• **Set exercise**
Your job is to restate each entry word for word.
═════ Supplied material ═════
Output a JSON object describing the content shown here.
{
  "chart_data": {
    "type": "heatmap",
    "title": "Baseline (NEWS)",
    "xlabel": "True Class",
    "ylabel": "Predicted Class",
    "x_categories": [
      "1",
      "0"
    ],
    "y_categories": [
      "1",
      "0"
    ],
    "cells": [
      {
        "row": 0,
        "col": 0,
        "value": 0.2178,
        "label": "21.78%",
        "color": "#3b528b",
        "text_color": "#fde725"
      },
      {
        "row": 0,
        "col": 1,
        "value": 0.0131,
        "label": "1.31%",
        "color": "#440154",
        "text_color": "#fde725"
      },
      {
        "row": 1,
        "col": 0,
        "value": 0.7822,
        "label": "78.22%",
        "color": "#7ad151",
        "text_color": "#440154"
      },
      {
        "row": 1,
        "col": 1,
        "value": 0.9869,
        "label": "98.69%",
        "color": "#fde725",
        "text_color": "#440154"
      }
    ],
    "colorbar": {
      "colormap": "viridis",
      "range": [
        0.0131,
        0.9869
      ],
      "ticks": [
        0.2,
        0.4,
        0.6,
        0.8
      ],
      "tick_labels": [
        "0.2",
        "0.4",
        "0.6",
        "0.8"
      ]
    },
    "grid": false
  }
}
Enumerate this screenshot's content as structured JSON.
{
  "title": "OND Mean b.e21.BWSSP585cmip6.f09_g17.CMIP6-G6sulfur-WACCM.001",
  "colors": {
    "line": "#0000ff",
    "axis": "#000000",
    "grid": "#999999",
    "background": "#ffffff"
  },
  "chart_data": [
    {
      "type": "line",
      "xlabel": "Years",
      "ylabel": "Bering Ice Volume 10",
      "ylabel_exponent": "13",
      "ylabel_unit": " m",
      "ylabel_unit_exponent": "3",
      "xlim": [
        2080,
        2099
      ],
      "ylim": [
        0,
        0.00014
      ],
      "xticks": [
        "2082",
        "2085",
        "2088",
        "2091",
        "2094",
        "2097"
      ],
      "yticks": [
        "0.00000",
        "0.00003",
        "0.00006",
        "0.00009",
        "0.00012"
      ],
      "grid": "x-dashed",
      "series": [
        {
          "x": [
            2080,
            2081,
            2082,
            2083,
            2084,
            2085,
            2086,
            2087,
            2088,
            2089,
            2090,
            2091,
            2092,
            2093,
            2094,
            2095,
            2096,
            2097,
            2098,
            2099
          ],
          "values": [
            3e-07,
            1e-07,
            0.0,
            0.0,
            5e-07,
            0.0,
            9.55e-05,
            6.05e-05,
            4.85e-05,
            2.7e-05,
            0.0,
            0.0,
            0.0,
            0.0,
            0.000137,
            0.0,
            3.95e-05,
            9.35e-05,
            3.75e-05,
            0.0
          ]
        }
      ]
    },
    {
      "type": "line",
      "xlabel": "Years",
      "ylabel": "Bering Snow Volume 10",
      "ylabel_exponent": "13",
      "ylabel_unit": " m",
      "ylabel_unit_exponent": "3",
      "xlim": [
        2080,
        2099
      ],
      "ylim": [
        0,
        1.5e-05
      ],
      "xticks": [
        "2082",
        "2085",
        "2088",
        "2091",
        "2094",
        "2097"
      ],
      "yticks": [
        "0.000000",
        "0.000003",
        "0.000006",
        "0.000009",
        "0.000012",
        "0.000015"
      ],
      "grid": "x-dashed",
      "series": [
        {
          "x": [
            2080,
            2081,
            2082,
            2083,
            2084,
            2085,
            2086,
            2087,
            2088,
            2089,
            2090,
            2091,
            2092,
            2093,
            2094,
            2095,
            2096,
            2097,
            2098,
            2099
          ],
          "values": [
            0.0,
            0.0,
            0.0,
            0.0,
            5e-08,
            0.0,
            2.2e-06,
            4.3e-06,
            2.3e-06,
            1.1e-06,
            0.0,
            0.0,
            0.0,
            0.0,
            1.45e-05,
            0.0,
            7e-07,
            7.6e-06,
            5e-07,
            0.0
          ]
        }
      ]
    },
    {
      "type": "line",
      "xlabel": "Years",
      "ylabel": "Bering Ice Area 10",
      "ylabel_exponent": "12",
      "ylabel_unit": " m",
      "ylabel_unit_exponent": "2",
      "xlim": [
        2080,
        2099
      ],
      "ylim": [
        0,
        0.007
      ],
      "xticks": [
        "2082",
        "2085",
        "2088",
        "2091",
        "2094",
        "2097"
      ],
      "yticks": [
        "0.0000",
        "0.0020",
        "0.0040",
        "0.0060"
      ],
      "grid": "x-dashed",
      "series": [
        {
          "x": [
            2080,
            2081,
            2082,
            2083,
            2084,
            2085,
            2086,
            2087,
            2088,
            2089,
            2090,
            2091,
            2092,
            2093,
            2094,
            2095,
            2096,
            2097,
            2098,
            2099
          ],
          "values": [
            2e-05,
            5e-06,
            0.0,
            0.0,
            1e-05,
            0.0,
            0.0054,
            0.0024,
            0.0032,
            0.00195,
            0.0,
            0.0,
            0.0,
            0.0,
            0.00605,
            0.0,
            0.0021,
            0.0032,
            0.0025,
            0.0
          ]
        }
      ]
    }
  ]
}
═════
• **The answer**
Output a JSON object describing the content shown here.
{
  "chart_data": {
    "type": "heatmap",
    "title": "Baseline (NEWS)",
    "xlabel": "True Class",
    "ylabel": "Predicted Class",
    "x_categories": [
      "1",
      "0"
    ],
    "y_categories": [
      "1",
      "0"
    ],
    "cells": [
      {
        "row": 0,
        "col": 0,
        "value": 0.2178,
        "label": "21.78%",
        "color": "#3b528b",
        "text_color": "#fde725"
      },
      {
        "row": 0,
        "col": 1,
        "value": 0.0131,
        "label": "1.31%",
        "color": "#440154",
        "text_color": "#fde725"
      },
      {
        "row": 1,
        "col": 0,
        "value": 0.7822,
        "label": "78.22%",
        "color": "#7ad151",
        "text_color": "#440154"
      },
      {
        "row": 1,
        "col": 1,
        "value": 0.9869,
        "label": "98.69%",
        "color": "#fde725",
        "text_color": "#440154"
      }
    ],
    "colorbar": {
      "colormap": "viridis",
      "range": [
        0.0131,
        0.9869
      ],
      "ticks": [
        0.2,
        0.4,
        0.6,
        0.8
      ],
      "tick_labels": [
        "0.2",
        "0.4",
        "0.6",
        "0.8"
      ]
    },
    "grid": false
  }
}
Enumerate this screenshot's content as structured JSON.
{
  "title": "OND Mean b.e21.BWSSP585cmip6.f09_g17.CMIP6-G6sulfur-WACCM.001",
  "colors": {
    "line": "#0000ff",
    "axis": "#000000",
    "grid": "#999999",
    "background": "#ffffff"
  },
  "chart_data": [
    {
      "type": "line",
      "xlabel": "Years",
      "ylabel": "Bering Ice Volume 10",
      "ylabel_exponent": "13",
      "ylabel_unit": " m",
      "ylabel_unit_exponent": "3",
      "xlim": [
        2080,
        2099
      ],
      "ylim": [
        0,
        0.00014
      ],
      "xticks": [
        "2082",
        "2085",
        "2088",
        "2091",
        "2094",
        "2097"
      ],
      "yticks": [
        "0.00000",
        "0.00003",
        "0.00006",
        "0.00009",
        "0.00012"
      ],
      "grid": "x-dashed",
      "series": [
        {
          "x": [
            2080,
            2081,
            2082,
            2083,
            2084,
            2085,
            2086,
            2087,
            2088,
            2089,
            2090,
            2091,
            2092,
            2093,
            2094,
            2095,
            2096,
            2097,
            2098,
            2099
          ],
          "values": [
            3e-07,
            1e-07,
            0.0,
            0.0,
            5e-07,
            0.0,
            9.55e-05,
            6.05e-05,
            4.85e-05,
            2.7e-05,
            0.0,
            0.0,
            0.0,
            0.0,
            0.000137,
            0.0,
            3.95e-05,
            9.35e-05,
            3.75e-05,
            0.0
          ]
        }
      ]
    },
    {
      "type": "line",
      "xlabel": "Years",
      "ylabel": "Bering Snow Volume 10",
      "ylabel_exponent": "13",
      "ylabel_unit": " m",
      "ylabel_unit_exponent": "3",
      "xlim": [
        2080,
        2099
      ],
      "ylim": [
        0,
        1.5e-05
      ],
      "xticks": [
        "2082",
        "2085",
        "2088",
        "2091",
        "2094",
        "2097"
      ],
      "yticks": [
        "0.000000",
        "0.000003",
        "0.000006",
        "0.000009",
        "0.000012",
        "0.000015"
      ],
      "grid": "x-dashed",
      "series": [
        {
          "x": [
            2080,
            2081,
            2082,
            2083,
            2084,
            2085,
            2086,
            2087,
            2088,
            2089,
            2090,
            2091,
            2092,
            2093,
            2094,
            2095,
            2096,
            2097,
            2098,
            2099
          ],
          "values": [
            0.0,
            0.0,
            0.0,
            0.0,
            5e-08,
            0.0,
            2.2e-06,
            4.3e-06,
            2.3e-06,
            1.1e-06,
            0.0,
            0.0,
            0.0,
            0.0,
            1.45e-05,
            0.0,
            7e-07,
            7.6e-06,
            5e-07,
            0.0
          ]
        }
      ]
    },
    {
      "type": "line",
      "xlabel": "Years",
      "ylabel": "Bering Ice Area 10",
      "ylabel_exponent": "12",
      "ylabel_unit": " m",
      "ylabel_unit_exponent": "2",
      "xlim": [
        2080,
        2099
      ],
      "ylim": [
        0,
        0.007
      ],
      "xticks": [
        "2082",
        "2085",
        "2088",
        "2091",
        "2094",
        "2097"
      ],
      "yticks": [
        "0.0000",
        "0.0020",
        "0.0040",
        "0.0060"
      ],
      "grid": "x-dashed",
      "series": [
        {
          "x": [
            2080,
            2081,
            2082,
            2083,
            2084,
            2085,
            2086,
            2087,
            2088,
            2089,
            2090,
            2091,
            2092,
            2093,
            2094,
            2095,
            2096,
            2097,
            2098,
            2099
          ],
          "values": [
            2e-05,
            5e-06,
            0.0,
            0.0,
            1e-05,
            0.0,
            0.0054,
            0.0024,
            0.0032,
            0.00195,
            0.0,
            0.0,
            0.0,
            0.0,
            0.00605,
            0.0,
            0.0021,
            0.0032,
            0.0025,
            0.0
          ]
        }
      ]
    }
  ]
}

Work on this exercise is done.